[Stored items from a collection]
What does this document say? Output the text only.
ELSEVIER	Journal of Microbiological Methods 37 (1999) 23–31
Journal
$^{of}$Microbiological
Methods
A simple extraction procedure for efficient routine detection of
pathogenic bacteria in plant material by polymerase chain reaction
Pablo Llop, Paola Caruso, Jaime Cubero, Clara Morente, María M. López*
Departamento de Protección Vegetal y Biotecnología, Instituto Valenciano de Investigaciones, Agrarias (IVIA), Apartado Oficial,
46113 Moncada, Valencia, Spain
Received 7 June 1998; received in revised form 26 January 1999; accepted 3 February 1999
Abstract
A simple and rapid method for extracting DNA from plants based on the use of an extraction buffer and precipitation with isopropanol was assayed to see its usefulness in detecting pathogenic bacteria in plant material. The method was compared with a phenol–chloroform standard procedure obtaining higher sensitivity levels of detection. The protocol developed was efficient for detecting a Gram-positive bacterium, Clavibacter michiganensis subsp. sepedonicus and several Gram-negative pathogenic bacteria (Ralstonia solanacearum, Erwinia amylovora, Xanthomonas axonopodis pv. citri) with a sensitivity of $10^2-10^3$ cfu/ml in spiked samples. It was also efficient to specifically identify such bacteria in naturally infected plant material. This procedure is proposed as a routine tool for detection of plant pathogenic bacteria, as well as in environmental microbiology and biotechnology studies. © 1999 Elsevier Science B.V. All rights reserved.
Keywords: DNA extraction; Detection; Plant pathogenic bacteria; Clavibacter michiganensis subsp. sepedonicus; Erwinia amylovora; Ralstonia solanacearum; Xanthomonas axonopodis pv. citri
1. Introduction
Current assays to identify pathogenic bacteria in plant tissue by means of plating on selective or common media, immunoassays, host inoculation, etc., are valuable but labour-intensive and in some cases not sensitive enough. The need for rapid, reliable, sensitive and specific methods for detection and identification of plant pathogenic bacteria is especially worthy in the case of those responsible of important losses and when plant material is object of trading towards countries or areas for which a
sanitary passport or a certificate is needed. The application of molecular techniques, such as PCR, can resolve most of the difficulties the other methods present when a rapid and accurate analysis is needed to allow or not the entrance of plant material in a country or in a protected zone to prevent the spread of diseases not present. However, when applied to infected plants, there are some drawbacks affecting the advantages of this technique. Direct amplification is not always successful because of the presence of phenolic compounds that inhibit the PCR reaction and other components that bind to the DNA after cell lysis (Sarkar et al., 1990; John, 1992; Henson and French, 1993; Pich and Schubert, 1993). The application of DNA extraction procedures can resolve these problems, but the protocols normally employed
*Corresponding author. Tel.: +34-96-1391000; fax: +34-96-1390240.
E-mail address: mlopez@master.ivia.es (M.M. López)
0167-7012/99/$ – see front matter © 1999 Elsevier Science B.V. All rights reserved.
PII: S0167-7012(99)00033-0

What the task asks: Say only how many lines among the entries above contain the string "Journal".

Exercise response: 2